[WHAT IS EXPECTED] The entries below are to be transcribed in full, without their images.

-- START --

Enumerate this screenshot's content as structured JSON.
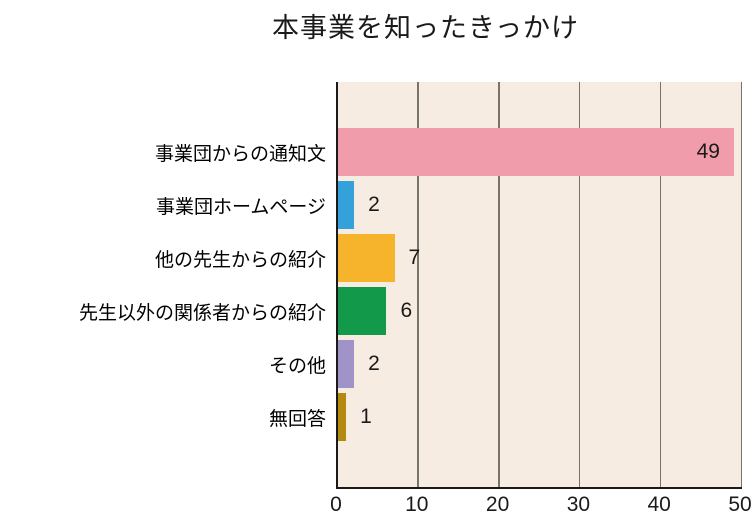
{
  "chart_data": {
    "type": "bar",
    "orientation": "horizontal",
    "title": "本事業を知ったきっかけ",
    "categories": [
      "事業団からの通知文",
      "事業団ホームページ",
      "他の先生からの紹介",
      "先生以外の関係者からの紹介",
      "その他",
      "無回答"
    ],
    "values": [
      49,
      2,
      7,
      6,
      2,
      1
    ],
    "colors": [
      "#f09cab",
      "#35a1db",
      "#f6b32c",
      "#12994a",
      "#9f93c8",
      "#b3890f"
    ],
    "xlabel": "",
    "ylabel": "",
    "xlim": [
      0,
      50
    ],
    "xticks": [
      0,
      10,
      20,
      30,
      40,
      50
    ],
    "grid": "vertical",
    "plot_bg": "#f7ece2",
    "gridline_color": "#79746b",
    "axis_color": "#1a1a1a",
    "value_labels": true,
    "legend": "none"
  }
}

-- END --

[TASK SOLUTION]
Enumerate this screenshot's content as structured JSON.
{
  "chart_data": {
    "type": "bar",
    "orientation": "horizontal",
    "title": "本事業を知ったきっかけ",
    "categories": [
      "事業団からの通知文",
      "事業団ホームページ",
      "他の先生からの紹介",
      "先生以外の関係者からの紹介",
      "その他",
      "無回答"
    ],
    "values": [
      49,
      2,
      7,
      6,
      2,
      1
    ],
    "colors": [
      "#f09cab",
      "#35a1db",
      "#f6b32c",
      "#12994a",
      "#9f93c8",
      "#b3890f"
    ],
    "xlabel": "",
    "ylabel": "",
    "xlim": [
      0,
      50
    ],
    "xticks": [
      0,
      10,
      20,
      30,
      40,
      50
    ],
    "grid": "vertical",
    "plot_bg": "#f7ece2",
    "gridline_color": "#79746b",
    "axis_color": "#1a1a1a",
    "value_labels": true,
    "legend": "none"
  }
}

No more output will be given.